Make an exact copy of the listing below.

════════════════

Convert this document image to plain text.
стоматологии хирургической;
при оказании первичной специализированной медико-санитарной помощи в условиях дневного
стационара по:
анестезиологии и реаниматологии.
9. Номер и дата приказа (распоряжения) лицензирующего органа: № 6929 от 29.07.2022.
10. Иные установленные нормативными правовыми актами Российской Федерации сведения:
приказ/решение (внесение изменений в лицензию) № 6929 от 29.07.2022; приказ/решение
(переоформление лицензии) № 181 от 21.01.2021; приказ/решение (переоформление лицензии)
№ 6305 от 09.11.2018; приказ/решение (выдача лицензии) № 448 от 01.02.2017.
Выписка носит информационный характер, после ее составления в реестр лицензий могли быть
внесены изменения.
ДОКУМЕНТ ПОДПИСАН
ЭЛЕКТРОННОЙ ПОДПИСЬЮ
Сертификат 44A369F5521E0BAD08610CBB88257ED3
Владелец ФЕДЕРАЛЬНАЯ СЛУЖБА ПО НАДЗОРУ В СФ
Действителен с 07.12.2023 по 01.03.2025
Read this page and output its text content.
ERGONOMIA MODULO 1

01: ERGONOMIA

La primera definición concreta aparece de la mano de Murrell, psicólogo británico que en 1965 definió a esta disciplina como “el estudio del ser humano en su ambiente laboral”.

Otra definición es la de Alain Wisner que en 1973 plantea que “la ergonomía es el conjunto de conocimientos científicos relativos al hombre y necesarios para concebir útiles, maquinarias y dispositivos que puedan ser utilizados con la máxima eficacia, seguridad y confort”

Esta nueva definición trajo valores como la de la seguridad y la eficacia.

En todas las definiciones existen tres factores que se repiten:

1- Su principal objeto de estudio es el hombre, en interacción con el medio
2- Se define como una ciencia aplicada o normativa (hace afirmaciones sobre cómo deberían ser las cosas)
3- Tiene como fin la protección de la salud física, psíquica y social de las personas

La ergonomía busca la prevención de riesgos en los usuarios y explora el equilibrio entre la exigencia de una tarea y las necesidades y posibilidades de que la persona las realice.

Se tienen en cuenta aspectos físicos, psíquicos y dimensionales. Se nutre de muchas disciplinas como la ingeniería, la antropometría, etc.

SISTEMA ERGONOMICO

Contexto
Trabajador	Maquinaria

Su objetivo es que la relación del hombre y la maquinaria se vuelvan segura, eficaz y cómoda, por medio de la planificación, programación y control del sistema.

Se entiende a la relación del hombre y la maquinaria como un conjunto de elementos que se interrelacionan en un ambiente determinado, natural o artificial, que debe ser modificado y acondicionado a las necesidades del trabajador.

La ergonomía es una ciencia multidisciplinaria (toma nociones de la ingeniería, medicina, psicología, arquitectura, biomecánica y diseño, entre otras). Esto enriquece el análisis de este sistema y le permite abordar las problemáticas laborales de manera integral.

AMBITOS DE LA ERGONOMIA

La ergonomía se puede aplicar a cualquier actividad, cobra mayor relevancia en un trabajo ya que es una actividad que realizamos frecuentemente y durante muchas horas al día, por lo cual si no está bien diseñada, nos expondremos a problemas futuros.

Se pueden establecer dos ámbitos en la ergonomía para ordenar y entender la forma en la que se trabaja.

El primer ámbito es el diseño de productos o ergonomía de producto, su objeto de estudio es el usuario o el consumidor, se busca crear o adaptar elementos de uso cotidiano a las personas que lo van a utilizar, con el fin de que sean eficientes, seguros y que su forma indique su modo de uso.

════════════════

■ SOLUTION TO THIS PROBLEM
Convert this document image to plain text.
стоматологии хирургической;
при оказании первичной специализированной медико-санитарной помощи в условиях дневного
стационара по:
анестезиологии и реаниматологии.
9. Номер и дата приказа (распоряжения) лицензирующего органа: № 6929 от 29.07.2022.
10. Иные установленные нормативными правовыми актами Российской Федерации сведения:
приказ/решение (внесение изменений в лицензию) № 6929 от 29.07.2022; приказ/решение
(переоформление лицензии) № 181 от 21.01.2021; приказ/решение (переоформление лицензии)
№ 6305 от 09.11.2018; приказ/решение (выдача лицензии) № 448 от 01.02.2017.
Выписка носит информационный характер, после ее составления в реестр лицензий могли быть
внесены изменения.
ДОКУМЕНТ ПОДПИСАН
ЭЛЕКТРОННОЙ ПОДПИСЬЮ
Сертификат 44A369F5521E0BAD08610CBB88257ED3
Владелец ФЕДЕРАЛЬНАЯ СЛУЖБА ПО НАДЗОРУ В СФ
Действителен с 07.12.2023 по 01.03.2025
Read this page and output its text content.
ERGONOMIA MODULO 1

01: ERGONOMIA

La primera definición concreta aparece de la mano de Murrell, psicólogo británico que en 1965 definió a esta disciplina como “el estudio del ser humano en su ambiente laboral”.

Otra definición es la de Alain Wisner que en 1973 plantea que “la ergonomía es el conjunto de conocimientos científicos relativos al hombre y necesarios para concebir útiles, maquinarias y dispositivos que puedan ser utilizados con la máxima eficacia, seguridad y confort”

Esta nueva definición trajo valores como la de la seguridad y la eficacia.

En todas las definiciones existen tres factores que se repiten:

1- Su principal objeto de estudio es el hombre, en interacción con el medio
2- Se define como una ciencia aplicada o normativa (hace afirmaciones sobre cómo deberían ser las cosas)
3- Tiene como fin la protección de la salud física, psíquica y social de las personas

La ergonomía busca la prevención de riesgos en los usuarios y explora el equilibrio entre la exigencia de una tarea y las necesidades y posibilidades de que la persona las realice.

Se tienen en cuenta aspectos físicos, psíquicos y dimensionales. Se nutre de muchas disciplinas como la ingeniería, la antropometría, etc.

SISTEMA ERGONOMICO

Contexto
Trabajador	Maquinaria

Su objetivo es que la relación del hombre y la maquinaria se vuelvan segura, eficaz y cómoda, por medio de la planificación, programación y control del sistema.

Se entiende a la relación del hombre y la maquinaria como un conjunto de elementos que se interrelacionan en un ambiente determinado, natural o artificial, que debe ser modificado y acondicionado a las necesidades del trabajador.

La ergonomía es una ciencia multidisciplinaria (toma nociones de la ingeniería, medicina, psicología, arquitectura, biomecánica y diseño, entre otras). Esto enriquece el análisis de este sistema y le permite abordar las problemáticas laborales de manera integral.

AMBITOS DE LA ERGONOMIA

La ergonomía se puede aplicar a cualquier actividad, cobra mayor relevancia en un trabajo ya que es una actividad que realizamos frecuentemente y durante muchas horas al día, por lo cual si no está bien diseñada, nos expondremos a problemas futuros.

Se pueden establecer dos ámbitos en la ergonomía para ordenar y entender la forma en la que se trabaja.

El primer ámbito es el diseño de productos o ergonomía de producto, su objeto de estudio es el usuario o el consumidor, se busca crear o adaptar elementos de uso cotidiano a las personas que lo van a utilizar, con el fin de que sean eficientes, seguros y que su forma indique su modo de uso.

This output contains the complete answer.